▸ **EXERCISE DESCRIPTION**
Copy out all of the material, matching it word for word.

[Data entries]

=====

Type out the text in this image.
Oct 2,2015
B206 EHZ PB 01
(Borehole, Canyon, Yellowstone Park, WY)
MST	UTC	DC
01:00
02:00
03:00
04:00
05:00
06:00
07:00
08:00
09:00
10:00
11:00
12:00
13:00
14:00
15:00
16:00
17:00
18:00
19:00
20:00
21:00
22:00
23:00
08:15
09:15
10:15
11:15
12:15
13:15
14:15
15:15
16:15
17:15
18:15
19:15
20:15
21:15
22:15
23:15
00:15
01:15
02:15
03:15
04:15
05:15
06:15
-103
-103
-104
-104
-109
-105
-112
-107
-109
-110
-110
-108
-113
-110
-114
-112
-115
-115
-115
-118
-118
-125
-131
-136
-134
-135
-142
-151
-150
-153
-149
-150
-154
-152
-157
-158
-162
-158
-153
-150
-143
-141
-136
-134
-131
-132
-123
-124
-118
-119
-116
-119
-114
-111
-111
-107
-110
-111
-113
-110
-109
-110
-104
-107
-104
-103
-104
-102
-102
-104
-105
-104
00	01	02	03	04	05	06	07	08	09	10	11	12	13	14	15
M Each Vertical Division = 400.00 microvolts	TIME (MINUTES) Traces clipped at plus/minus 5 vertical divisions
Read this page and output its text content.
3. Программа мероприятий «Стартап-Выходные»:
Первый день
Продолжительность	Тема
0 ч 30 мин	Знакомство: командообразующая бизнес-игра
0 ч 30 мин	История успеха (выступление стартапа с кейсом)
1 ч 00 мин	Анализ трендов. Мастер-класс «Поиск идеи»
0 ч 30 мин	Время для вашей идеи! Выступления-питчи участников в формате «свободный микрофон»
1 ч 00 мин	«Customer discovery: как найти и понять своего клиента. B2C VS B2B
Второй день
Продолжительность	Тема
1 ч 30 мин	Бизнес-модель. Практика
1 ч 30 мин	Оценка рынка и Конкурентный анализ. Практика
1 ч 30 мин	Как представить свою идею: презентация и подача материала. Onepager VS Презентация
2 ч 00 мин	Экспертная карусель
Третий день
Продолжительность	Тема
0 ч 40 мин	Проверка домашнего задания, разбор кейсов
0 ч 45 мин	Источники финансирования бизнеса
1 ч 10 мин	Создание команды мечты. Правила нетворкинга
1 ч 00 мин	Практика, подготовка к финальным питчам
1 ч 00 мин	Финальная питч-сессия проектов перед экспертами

=====

▸ **COMPLETE OUTPUT**
Type out the text in this image.
Oct 2,2015
B206 EHZ PB 01
(Borehole, Canyon, Yellowstone Park, WY)
MST	UTC	DC
01:00
02:00
03:00
04:00
05:00
06:00
07:00
08:00
09:00
10:00
11:00
12:00
13:00
14:00
15:00
16:00
17:00
18:00
19:00
20:00
21:00
22:00
23:00
08:15
09:15
10:15
11:15
12:15
13:15
14:15
15:15
16:15
17:15
18:15
19:15
20:15
21:15
22:15
23:15
00:15
01:15
02:15
03:15
04:15
05:15
06:15
-103
-103
-104
-104
-109
-105
-112
-107
-109
-110
-110
-108
-113
-110
-114
-112
-115
-115
-115
-118
-118
-125
-131
-136
-134
-135
-142
-151
-150
-153
-149
-150
-154
-152
-157
-158
-162
-158
-153
-150
-143
-141
-136
-134
-131
-132
-123
-124
-118
-119
-116
-119
-114
-111
-111
-107
-110
-111
-113
-110
-109
-110
-104
-107
-104
-103
-104
-102
-102
-104
-105
-104
00	01	02	03	04	05	06	07	08	09	10	11	12	13	14	15
M Each Vertical Division = 400.00 microvolts	TIME (MINUTES) Traces clipped at plus/minus 5 vertical divisions
Read this page and output its text content.
3. Программа мероприятий «Стартап-Выходные»:
Первый день
Продолжительность	Тема
0 ч 30 мин	Знакомство: командообразующая бизнес-игра
0 ч 30 мин	История успеха (выступление стартапа с кейсом)
1 ч 00 мин	Анализ трендов. Мастер-класс «Поиск идеи»
0 ч 30 мин	Время для вашей идеи! Выступления-питчи участников в формате «свободный микрофон»
1 ч 00 мин	«Customer discovery: как найти и понять своего клиента. B2C VS B2B
Второй день
Продолжительность	Тема
1 ч 30 мин	Бизнес-модель. Практика
1 ч 30 мин	Оценка рынка и Конкурентный анализ. Практика
1 ч 30 мин	Как представить свою идею: презентация и подача материала. Onepager VS Презентация
2 ч 00 мин	Экспертная карусель
Третий день
Продолжительность	Тема
0 ч 40 мин	Проверка домашнего задания, разбор кейсов
0 ч 45 мин	Источники финансирования бизнеса
1 ч 10 мин	Создание команды мечты. Правила нетворкинга
1 ч 00 мин	Практика, подготовка к финальным питчам
1 ч 00 мин	Финальная питч-сессия проектов перед экспертами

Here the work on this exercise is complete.